====== Material provided
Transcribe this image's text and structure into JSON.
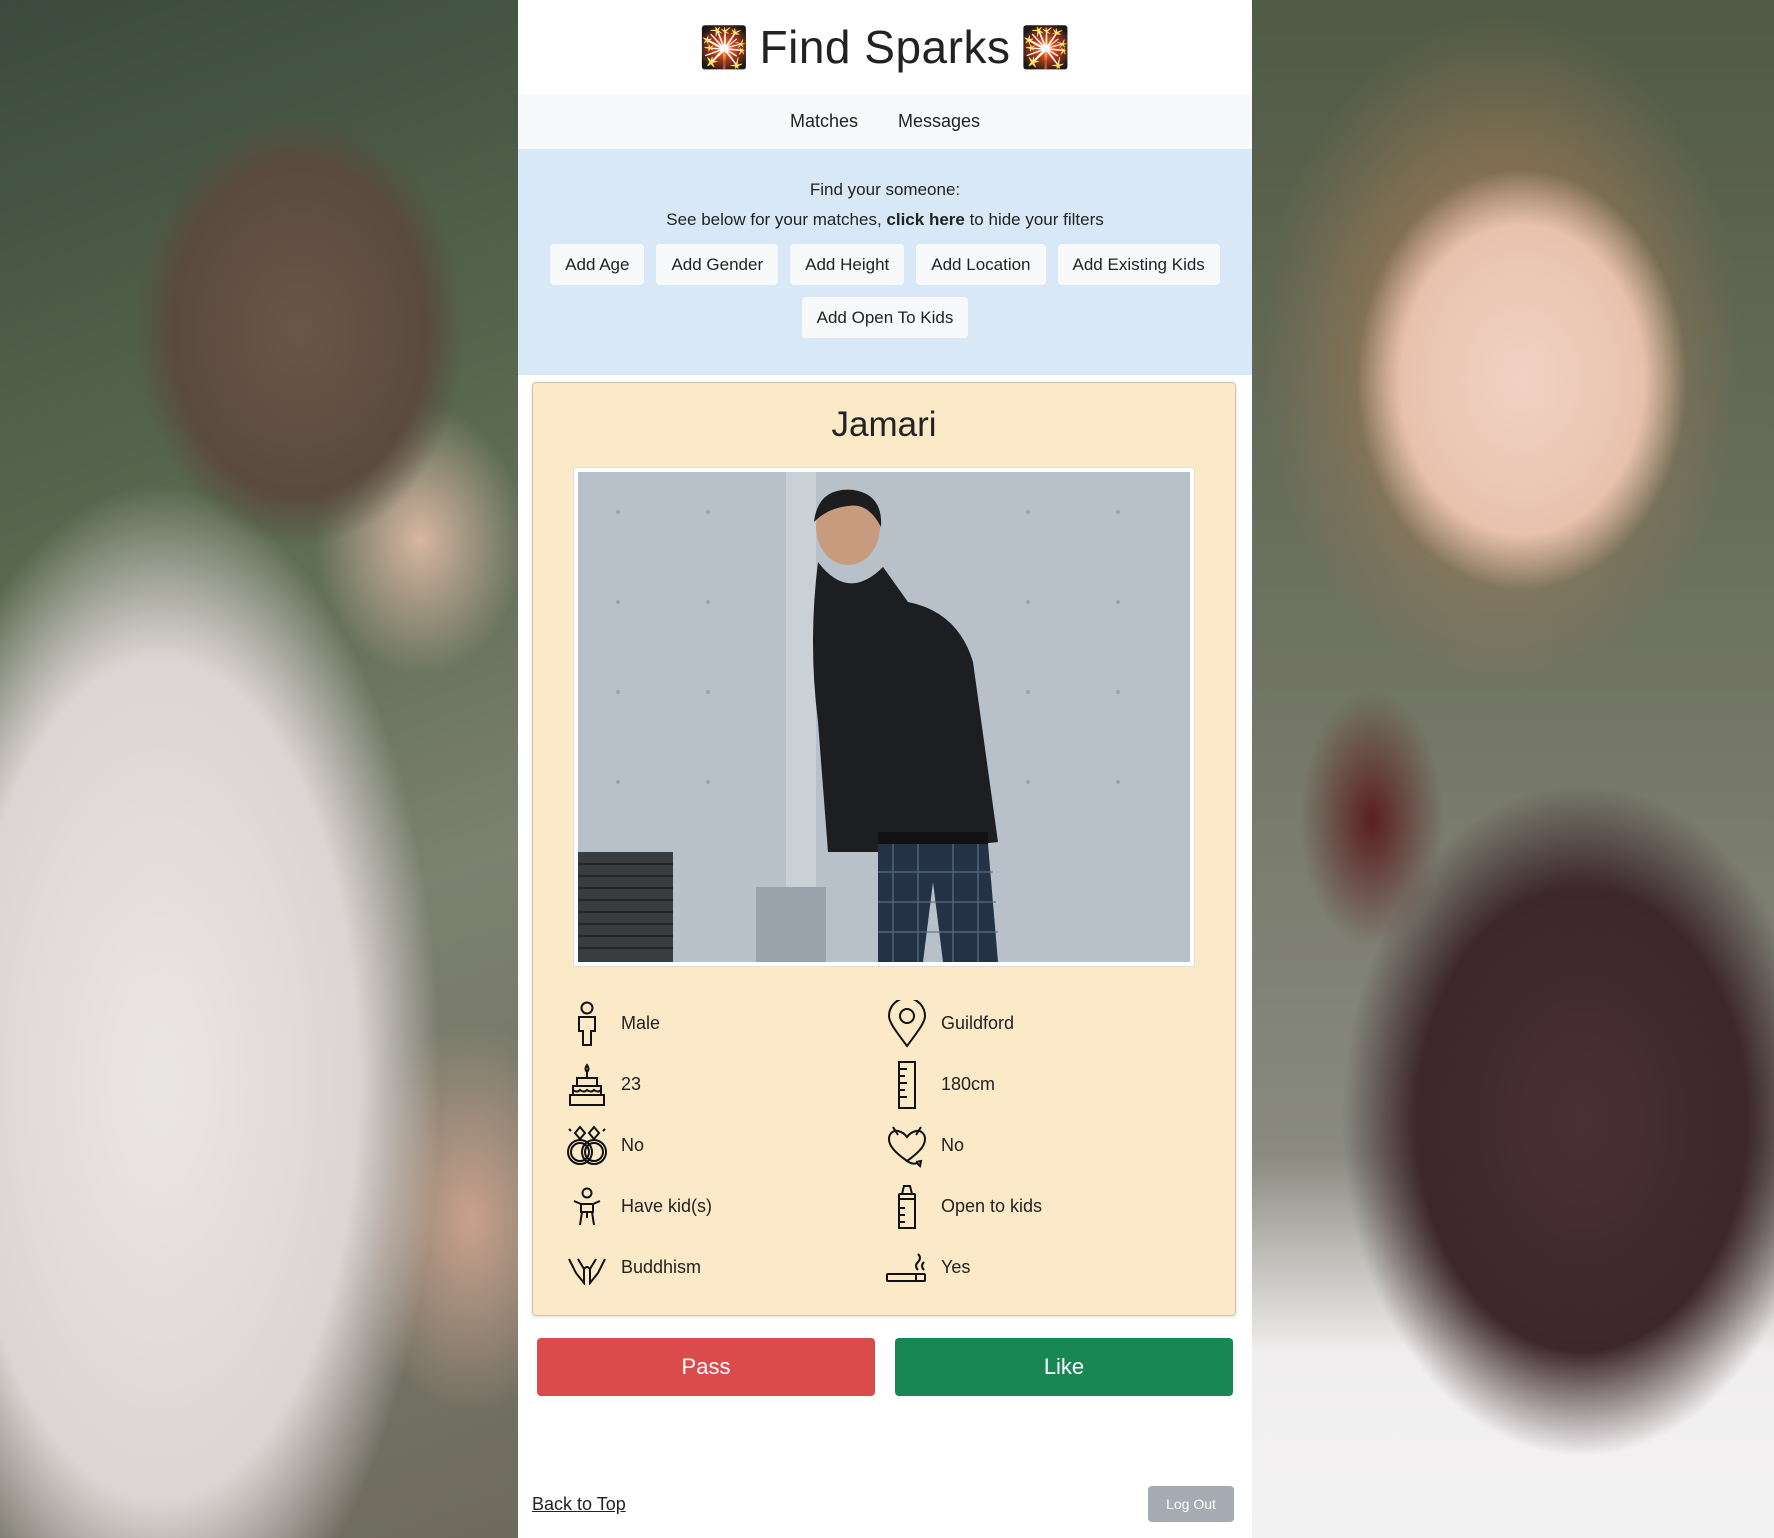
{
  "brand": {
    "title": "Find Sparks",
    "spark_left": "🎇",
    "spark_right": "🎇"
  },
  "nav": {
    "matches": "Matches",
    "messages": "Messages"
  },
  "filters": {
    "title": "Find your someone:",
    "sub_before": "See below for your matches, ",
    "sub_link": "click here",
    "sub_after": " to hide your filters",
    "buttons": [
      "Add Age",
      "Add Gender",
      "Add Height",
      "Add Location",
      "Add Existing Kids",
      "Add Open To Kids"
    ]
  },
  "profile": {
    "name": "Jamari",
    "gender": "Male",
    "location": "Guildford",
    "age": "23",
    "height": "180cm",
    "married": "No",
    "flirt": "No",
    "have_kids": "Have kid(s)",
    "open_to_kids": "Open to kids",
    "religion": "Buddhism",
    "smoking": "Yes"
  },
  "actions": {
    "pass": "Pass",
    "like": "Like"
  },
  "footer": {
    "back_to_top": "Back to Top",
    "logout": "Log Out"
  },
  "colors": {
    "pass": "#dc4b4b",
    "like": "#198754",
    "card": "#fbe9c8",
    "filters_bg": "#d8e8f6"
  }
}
============
What is required »
Reproduce all of the material above word for word. Omit the pictures.

Correct output »
Transcribe this image's text and structure into JSON.
{
  "brand": {
    "title": "Find Sparks",
    "spark_left": "🎇",
    "spark_right": "🎇"
  },
  "nav": {
    "matches": "Matches",
    "messages": "Messages"
  },
  "filters": {
    "title": "Find your someone:",
    "sub_before": "See below for your matches, ",
    "sub_link": "click here",
    "sub_after": " to hide your filters",
    "buttons": [
      "Add Age",
      "Add Gender",
      "Add Height",
      "Add Location",
      "Add Existing Kids",
      "Add Open To Kids"
    ]
  },
  "profile": {
    "name": "Jamari",
    "gender": "Male",
    "location": "Guildford",
    "age": "23",
    "height": "180cm",
    "married": "No",
    "flirt": "No",
    "have_kids": "Have kid(s)",
    "open_to_kids": "Open to kids",
    "religion": "Buddhism",
    "smoking": "Yes"
  },
  "actions": {
    "pass": "Pass",
    "like": "Like"
  },
  "footer": {
    "back_to_top": "Back to Top",
    "logout": "Log Out"
  },
  "colors": {
    "pass": "#dc4b4b",
    "like": "#198754",
    "card": "#fbe9c8",
    "filters_bg": "#d8e8f6"
  }
}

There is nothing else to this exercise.